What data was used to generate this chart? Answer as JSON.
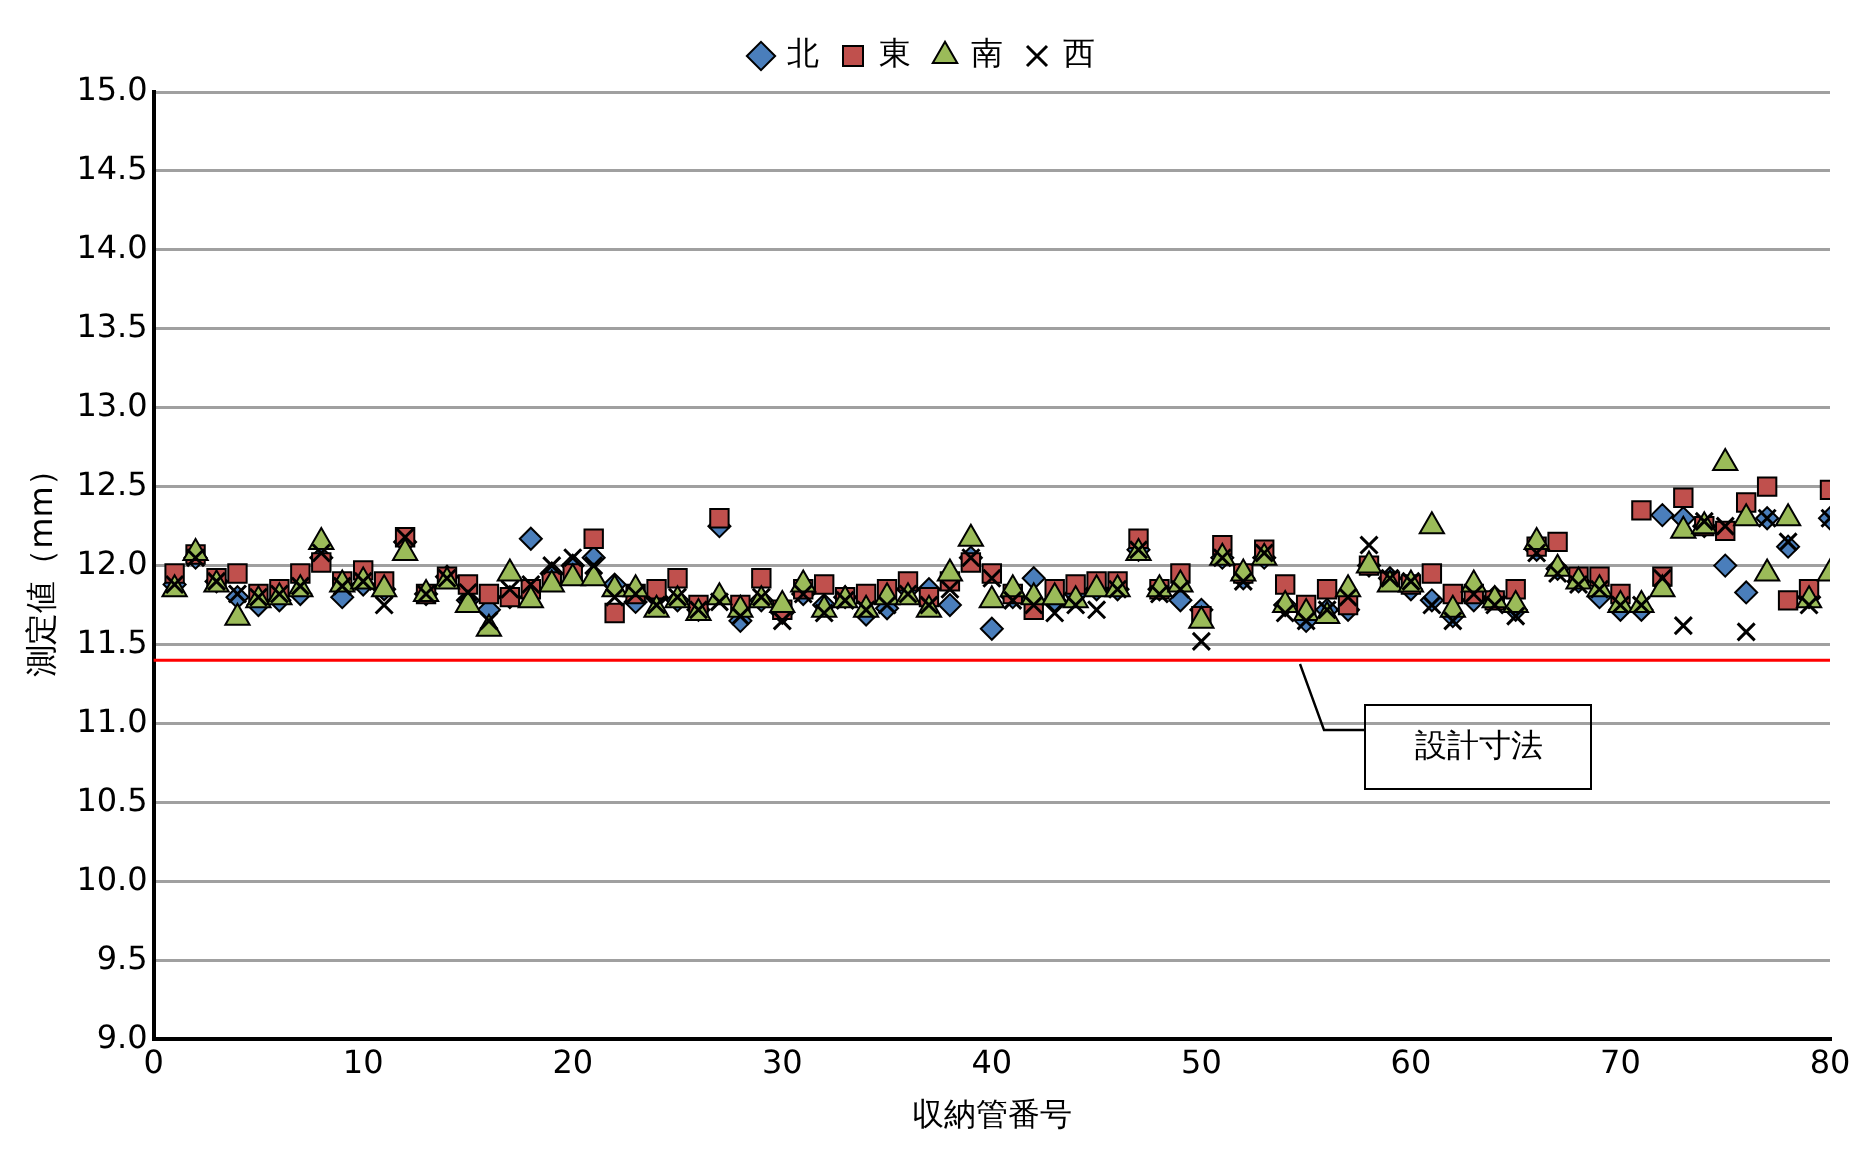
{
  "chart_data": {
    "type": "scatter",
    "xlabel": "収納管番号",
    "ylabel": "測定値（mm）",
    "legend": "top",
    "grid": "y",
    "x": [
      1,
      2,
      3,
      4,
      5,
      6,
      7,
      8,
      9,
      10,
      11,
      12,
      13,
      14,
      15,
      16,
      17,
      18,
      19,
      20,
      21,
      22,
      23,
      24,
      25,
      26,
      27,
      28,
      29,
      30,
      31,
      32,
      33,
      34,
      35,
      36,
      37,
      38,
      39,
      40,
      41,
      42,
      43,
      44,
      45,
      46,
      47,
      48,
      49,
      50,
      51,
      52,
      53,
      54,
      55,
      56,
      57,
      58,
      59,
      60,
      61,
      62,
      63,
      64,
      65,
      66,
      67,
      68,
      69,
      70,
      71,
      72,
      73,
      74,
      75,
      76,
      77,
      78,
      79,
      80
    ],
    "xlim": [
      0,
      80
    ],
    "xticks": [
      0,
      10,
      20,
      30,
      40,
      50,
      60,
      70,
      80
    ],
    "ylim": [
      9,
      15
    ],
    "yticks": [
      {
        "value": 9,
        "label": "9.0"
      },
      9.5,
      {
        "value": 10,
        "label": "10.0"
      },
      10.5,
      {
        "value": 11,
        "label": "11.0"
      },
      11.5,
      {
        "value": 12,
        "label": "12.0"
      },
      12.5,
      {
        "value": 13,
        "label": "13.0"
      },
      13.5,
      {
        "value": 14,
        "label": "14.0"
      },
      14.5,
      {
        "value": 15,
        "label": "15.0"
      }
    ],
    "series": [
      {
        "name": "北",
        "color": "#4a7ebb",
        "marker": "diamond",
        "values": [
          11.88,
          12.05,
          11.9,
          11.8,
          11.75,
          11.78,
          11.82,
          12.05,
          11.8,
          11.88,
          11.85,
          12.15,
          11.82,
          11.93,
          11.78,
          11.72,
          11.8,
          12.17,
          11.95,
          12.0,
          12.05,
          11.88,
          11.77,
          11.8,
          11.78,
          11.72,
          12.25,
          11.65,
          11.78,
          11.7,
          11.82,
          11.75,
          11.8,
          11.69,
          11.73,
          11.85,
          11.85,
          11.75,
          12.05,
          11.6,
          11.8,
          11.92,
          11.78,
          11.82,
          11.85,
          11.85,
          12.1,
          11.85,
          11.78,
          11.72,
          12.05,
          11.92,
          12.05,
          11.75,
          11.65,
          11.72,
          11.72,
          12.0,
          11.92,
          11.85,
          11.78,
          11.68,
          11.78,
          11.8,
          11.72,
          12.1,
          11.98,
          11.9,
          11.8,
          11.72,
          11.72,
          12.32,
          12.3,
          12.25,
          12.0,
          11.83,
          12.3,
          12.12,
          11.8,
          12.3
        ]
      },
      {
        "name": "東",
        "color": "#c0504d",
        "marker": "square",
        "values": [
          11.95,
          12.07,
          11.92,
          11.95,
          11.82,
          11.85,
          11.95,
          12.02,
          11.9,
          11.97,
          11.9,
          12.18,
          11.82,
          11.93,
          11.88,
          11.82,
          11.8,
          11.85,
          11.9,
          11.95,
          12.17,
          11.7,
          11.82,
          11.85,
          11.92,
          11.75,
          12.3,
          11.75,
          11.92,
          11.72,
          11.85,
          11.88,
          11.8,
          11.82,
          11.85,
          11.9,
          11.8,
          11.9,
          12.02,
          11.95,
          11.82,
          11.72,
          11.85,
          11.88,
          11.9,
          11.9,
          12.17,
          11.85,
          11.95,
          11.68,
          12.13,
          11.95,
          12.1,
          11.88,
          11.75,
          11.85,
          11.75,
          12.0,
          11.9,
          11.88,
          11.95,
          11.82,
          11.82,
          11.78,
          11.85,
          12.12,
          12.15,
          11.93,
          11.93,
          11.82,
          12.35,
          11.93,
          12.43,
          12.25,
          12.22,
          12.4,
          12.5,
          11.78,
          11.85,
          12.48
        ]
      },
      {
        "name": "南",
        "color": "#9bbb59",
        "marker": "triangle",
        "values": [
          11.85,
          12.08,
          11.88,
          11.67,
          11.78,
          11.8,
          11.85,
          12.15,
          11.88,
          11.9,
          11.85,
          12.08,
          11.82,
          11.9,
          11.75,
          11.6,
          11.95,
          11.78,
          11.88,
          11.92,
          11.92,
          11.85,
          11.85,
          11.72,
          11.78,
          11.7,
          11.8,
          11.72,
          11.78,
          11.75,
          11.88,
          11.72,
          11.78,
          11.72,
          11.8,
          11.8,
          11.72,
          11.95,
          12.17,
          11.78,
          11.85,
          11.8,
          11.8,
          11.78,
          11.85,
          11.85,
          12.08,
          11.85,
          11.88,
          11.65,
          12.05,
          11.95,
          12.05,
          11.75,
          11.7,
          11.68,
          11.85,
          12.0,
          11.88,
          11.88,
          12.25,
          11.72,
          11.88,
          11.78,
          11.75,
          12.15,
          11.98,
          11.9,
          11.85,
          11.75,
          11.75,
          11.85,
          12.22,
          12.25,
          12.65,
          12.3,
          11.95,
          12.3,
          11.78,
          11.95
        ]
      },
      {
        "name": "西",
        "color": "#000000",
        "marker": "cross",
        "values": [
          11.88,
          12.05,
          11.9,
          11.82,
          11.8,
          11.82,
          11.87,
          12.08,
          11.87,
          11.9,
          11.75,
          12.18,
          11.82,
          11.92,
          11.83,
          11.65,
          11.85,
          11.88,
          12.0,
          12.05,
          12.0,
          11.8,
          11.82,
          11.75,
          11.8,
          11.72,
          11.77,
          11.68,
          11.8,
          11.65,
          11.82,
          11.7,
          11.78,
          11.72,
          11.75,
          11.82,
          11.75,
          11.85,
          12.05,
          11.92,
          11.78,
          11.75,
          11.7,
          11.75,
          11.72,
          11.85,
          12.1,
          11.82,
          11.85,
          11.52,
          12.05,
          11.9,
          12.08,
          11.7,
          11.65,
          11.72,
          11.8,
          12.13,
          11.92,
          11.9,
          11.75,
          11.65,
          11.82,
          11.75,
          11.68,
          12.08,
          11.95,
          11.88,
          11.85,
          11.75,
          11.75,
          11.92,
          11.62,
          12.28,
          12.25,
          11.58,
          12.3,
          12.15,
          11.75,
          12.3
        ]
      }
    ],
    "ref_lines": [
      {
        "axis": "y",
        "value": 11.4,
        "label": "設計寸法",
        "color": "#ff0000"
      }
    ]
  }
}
────────────────
- [TASK OBJECTIVE]: Can you repeat every record above exactly, apart from the pictures?

- [CORRECT ANSWER]:
What data was used to generate this chart? Answer as JSON.
{
  "chart_data": {
    "type": "scatter",
    "xlabel": "収納管番号",
    "ylabel": "測定値（mm）",
    "legend": "top",
    "grid": "y",
    "x": [
      1,
      2,
      3,
      4,
      5,
      6,
      7,
      8,
      9,
      10,
      11,
      12,
      13,
      14,
      15,
      16,
      17,
      18,
      19,
      20,
      21,
      22,
      23,
      24,
      25,
      26,
      27,
      28,
      29,
      30,
      31,
      32,
      33,
      34,
      35,
      36,
      37,
      38,
      39,
      40,
      41,
      42,
      43,
      44,
      45,
      46,
      47,
      48,
      49,
      50,
      51,
      52,
      53,
      54,
      55,
      56,
      57,
      58,
      59,
      60,
      61,
      62,
      63,
      64,
      65,
      66,
      67,
      68,
      69,
      70,
      71,
      72,
      73,
      74,
      75,
      76,
      77,
      78,
      79,
      80
    ],
    "xlim": [
      0,
      80
    ],
    "xticks": [
      0,
      10,
      20,
      30,
      40,
      50,
      60,
      70,
      80
    ],
    "ylim": [
      9,
      15
    ],
    "yticks": [
      {
        "value": 9,
        "label": "9.0"
      },
      9.5,
      {
        "value": 10,
        "label": "10.0"
      },
      10.5,
      {
        "value": 11,
        "label": "11.0"
      },
      11.5,
      {
        "value": 12,
        "label": "12.0"
      },
      12.5,
      {
        "value": 13,
        "label": "13.0"
      },
      13.5,
      {
        "value": 14,
        "label": "14.0"
      },
      14.5,
      {
        "value": 15,
        "label": "15.0"
      }
    ],
    "series": [
      {
        "name": "北",
        "color": "#4a7ebb",
        "marker": "diamond",
        "values": [
          11.88,
          12.05,
          11.9,
          11.8,
          11.75,
          11.78,
          11.82,
          12.05,
          11.8,
          11.88,
          11.85,
          12.15,
          11.82,
          11.93,
          11.78,
          11.72,
          11.8,
          12.17,
          11.95,
          12.0,
          12.05,
          11.88,
          11.77,
          11.8,
          11.78,
          11.72,
          12.25,
          11.65,
          11.78,
          11.7,
          11.82,
          11.75,
          11.8,
          11.69,
          11.73,
          11.85,
          11.85,
          11.75,
          12.05,
          11.6,
          11.8,
          11.92,
          11.78,
          11.82,
          11.85,
          11.85,
          12.1,
          11.85,
          11.78,
          11.72,
          12.05,
          11.92,
          12.05,
          11.75,
          11.65,
          11.72,
          11.72,
          12.0,
          11.92,
          11.85,
          11.78,
          11.68,
          11.78,
          11.8,
          11.72,
          12.1,
          11.98,
          11.9,
          11.8,
          11.72,
          11.72,
          12.32,
          12.3,
          12.25,
          12.0,
          11.83,
          12.3,
          12.12,
          11.8,
          12.3
        ]
      },
      {
        "name": "東",
        "color": "#c0504d",
        "marker": "square",
        "values": [
          11.95,
          12.07,
          11.92,
          11.95,
          11.82,
          11.85,
          11.95,
          12.02,
          11.9,
          11.97,
          11.9,
          12.18,
          11.82,
          11.93,
          11.88,
          11.82,
          11.8,
          11.85,
          11.9,
          11.95,
          12.17,
          11.7,
          11.82,
          11.85,
          11.92,
          11.75,
          12.3,
          11.75,
          11.92,
          11.72,
          11.85,
          11.88,
          11.8,
          11.82,
          11.85,
          11.9,
          11.8,
          11.9,
          12.02,
          11.95,
          11.82,
          11.72,
          11.85,
          11.88,
          11.9,
          11.9,
          12.17,
          11.85,
          11.95,
          11.68,
          12.13,
          11.95,
          12.1,
          11.88,
          11.75,
          11.85,
          11.75,
          12.0,
          11.9,
          11.88,
          11.95,
          11.82,
          11.82,
          11.78,
          11.85,
          12.12,
          12.15,
          11.93,
          11.93,
          11.82,
          12.35,
          11.93,
          12.43,
          12.25,
          12.22,
          12.4,
          12.5,
          11.78,
          11.85,
          12.48
        ]
      },
      {
        "name": "南",
        "color": "#9bbb59",
        "marker": "triangle",
        "values": [
          11.85,
          12.08,
          11.88,
          11.67,
          11.78,
          11.8,
          11.85,
          12.15,
          11.88,
          11.9,
          11.85,
          12.08,
          11.82,
          11.9,
          11.75,
          11.6,
          11.95,
          11.78,
          11.88,
          11.92,
          11.92,
          11.85,
          11.85,
          11.72,
          11.78,
          11.7,
          11.8,
          11.72,
          11.78,
          11.75,
          11.88,
          11.72,
          11.78,
          11.72,
          11.8,
          11.8,
          11.72,
          11.95,
          12.17,
          11.78,
          11.85,
          11.8,
          11.8,
          11.78,
          11.85,
          11.85,
          12.08,
          11.85,
          11.88,
          11.65,
          12.05,
          11.95,
          12.05,
          11.75,
          11.7,
          11.68,
          11.85,
          12.0,
          11.88,
          11.88,
          12.25,
          11.72,
          11.88,
          11.78,
          11.75,
          12.15,
          11.98,
          11.9,
          11.85,
          11.75,
          11.75,
          11.85,
          12.22,
          12.25,
          12.65,
          12.3,
          11.95,
          12.3,
          11.78,
          11.95
        ]
      },
      {
        "name": "西",
        "color": "#000000",
        "marker": "cross",
        "values": [
          11.88,
          12.05,
          11.9,
          11.82,
          11.8,
          11.82,
          11.87,
          12.08,
          11.87,
          11.9,
          11.75,
          12.18,
          11.82,
          11.92,
          11.83,
          11.65,
          11.85,
          11.88,
          12.0,
          12.05,
          12.0,
          11.8,
          11.82,
          11.75,
          11.8,
          11.72,
          11.77,
          11.68,
          11.8,
          11.65,
          11.82,
          11.7,
          11.78,
          11.72,
          11.75,
          11.82,
          11.75,
          11.85,
          12.05,
          11.92,
          11.78,
          11.75,
          11.7,
          11.75,
          11.72,
          11.85,
          12.1,
          11.82,
          11.85,
          11.52,
          12.05,
          11.9,
          12.08,
          11.7,
          11.65,
          11.72,
          11.8,
          12.13,
          11.92,
          11.9,
          11.75,
          11.65,
          11.82,
          11.75,
          11.68,
          12.08,
          11.95,
          11.88,
          11.85,
          11.75,
          11.75,
          11.92,
          11.62,
          12.28,
          12.25,
          11.58,
          12.3,
          12.15,
          11.75,
          12.3
        ]
      }
    ],
    "ref_lines": [
      {
        "axis": "y",
        "value": 11.4,
        "label": "設計寸法",
        "color": "#ff0000"
      }
    ]
  }
}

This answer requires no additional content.